List each line in which the string "JSON" appears.

──────── Input data ────────

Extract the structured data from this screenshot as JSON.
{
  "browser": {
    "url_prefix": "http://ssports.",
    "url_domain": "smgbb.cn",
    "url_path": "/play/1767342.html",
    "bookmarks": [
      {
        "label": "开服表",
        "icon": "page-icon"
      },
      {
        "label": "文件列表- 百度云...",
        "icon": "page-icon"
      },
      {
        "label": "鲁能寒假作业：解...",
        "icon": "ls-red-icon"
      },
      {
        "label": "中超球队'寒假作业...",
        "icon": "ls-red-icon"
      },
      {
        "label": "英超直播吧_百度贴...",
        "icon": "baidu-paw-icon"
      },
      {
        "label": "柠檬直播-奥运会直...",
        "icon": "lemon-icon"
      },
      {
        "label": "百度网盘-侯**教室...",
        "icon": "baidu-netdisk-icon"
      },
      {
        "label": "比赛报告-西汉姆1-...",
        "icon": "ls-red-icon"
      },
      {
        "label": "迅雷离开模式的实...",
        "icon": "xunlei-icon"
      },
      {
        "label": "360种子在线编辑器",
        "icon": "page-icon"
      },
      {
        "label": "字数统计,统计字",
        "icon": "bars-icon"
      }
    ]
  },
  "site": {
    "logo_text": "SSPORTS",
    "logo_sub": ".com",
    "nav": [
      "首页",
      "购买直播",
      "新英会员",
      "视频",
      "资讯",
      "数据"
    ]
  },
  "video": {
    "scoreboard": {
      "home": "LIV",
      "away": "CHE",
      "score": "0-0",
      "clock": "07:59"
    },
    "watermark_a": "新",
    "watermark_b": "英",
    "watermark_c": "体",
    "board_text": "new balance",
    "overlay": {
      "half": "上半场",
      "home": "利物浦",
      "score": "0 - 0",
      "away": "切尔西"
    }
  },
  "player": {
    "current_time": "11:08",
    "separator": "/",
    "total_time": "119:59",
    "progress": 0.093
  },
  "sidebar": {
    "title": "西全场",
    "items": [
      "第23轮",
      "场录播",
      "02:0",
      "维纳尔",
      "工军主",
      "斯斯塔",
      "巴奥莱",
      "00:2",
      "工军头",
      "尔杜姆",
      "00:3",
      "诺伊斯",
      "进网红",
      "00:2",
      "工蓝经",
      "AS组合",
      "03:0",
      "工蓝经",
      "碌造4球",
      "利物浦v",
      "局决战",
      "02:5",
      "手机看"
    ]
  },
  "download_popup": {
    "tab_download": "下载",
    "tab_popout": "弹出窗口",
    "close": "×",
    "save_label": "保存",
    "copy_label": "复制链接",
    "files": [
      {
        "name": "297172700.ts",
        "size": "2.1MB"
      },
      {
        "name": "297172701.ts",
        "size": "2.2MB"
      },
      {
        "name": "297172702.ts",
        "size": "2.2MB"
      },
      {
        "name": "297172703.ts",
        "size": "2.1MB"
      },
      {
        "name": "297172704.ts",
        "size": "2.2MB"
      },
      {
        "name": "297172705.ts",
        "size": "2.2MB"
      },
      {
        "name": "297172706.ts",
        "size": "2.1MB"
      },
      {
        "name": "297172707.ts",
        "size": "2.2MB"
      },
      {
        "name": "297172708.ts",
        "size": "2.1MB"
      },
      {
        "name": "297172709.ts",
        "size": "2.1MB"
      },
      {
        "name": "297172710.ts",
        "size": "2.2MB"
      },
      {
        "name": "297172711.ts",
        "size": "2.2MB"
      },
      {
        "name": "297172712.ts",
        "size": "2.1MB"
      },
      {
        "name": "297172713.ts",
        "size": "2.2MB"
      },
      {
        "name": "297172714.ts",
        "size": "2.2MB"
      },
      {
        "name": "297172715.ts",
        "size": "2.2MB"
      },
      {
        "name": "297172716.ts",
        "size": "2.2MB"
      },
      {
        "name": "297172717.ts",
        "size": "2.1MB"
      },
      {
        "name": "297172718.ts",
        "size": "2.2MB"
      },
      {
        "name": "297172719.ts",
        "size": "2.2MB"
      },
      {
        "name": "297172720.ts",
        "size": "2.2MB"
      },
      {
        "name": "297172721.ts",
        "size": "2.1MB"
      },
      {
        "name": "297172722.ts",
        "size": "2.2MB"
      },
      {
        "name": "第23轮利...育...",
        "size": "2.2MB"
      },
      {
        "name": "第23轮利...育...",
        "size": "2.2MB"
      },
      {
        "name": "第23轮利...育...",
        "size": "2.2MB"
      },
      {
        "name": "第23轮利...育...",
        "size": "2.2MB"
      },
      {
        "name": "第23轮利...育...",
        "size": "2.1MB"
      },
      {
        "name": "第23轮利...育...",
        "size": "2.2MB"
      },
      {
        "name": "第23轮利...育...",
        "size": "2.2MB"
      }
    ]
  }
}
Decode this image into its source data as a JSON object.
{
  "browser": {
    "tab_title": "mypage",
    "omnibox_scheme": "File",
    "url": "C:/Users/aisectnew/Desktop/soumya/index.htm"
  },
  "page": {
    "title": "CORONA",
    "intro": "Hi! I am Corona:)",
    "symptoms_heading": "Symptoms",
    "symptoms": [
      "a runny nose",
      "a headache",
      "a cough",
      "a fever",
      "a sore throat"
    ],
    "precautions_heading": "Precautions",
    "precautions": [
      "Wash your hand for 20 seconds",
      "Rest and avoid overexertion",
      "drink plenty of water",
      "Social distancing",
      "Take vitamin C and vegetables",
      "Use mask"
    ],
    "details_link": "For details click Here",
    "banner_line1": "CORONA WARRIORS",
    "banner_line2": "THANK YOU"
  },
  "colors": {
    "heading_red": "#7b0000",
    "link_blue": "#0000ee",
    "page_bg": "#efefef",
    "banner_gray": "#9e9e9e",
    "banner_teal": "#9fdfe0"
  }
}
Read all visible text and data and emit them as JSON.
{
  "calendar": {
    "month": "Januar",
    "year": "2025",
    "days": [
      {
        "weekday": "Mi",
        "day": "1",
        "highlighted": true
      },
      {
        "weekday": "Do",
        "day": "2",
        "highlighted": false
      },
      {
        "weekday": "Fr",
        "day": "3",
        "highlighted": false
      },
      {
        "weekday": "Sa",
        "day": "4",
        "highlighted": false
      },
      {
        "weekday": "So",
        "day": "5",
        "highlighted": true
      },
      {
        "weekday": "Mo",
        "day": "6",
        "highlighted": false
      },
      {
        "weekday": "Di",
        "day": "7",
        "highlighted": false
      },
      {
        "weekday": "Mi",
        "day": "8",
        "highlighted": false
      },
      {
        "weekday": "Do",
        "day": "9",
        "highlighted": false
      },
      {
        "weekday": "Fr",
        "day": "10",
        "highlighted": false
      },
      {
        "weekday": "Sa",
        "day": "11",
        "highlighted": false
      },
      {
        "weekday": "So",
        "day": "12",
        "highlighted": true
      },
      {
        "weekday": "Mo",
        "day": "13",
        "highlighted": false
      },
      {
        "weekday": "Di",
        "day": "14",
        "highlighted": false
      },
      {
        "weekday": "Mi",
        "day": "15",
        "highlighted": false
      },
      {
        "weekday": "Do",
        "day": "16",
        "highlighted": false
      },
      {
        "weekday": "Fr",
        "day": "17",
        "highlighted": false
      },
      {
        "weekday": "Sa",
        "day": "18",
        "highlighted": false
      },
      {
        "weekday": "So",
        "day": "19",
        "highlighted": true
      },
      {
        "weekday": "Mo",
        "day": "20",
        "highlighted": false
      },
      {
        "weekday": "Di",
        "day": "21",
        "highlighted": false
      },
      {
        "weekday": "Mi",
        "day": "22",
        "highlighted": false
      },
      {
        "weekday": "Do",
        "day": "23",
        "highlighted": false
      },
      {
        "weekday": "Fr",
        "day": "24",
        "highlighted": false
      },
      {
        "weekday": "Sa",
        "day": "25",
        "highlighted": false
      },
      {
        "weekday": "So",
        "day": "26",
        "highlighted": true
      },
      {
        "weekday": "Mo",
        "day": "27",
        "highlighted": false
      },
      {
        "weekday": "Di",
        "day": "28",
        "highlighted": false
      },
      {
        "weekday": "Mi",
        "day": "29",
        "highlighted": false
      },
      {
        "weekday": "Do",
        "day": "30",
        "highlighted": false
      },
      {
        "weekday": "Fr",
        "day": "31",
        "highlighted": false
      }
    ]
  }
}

────────

Worked answer:
Extract the structured data from this screenshot as JSON.
Decode this image into its source data as a JSON object.
Read all visible text and data and emit them as JSON.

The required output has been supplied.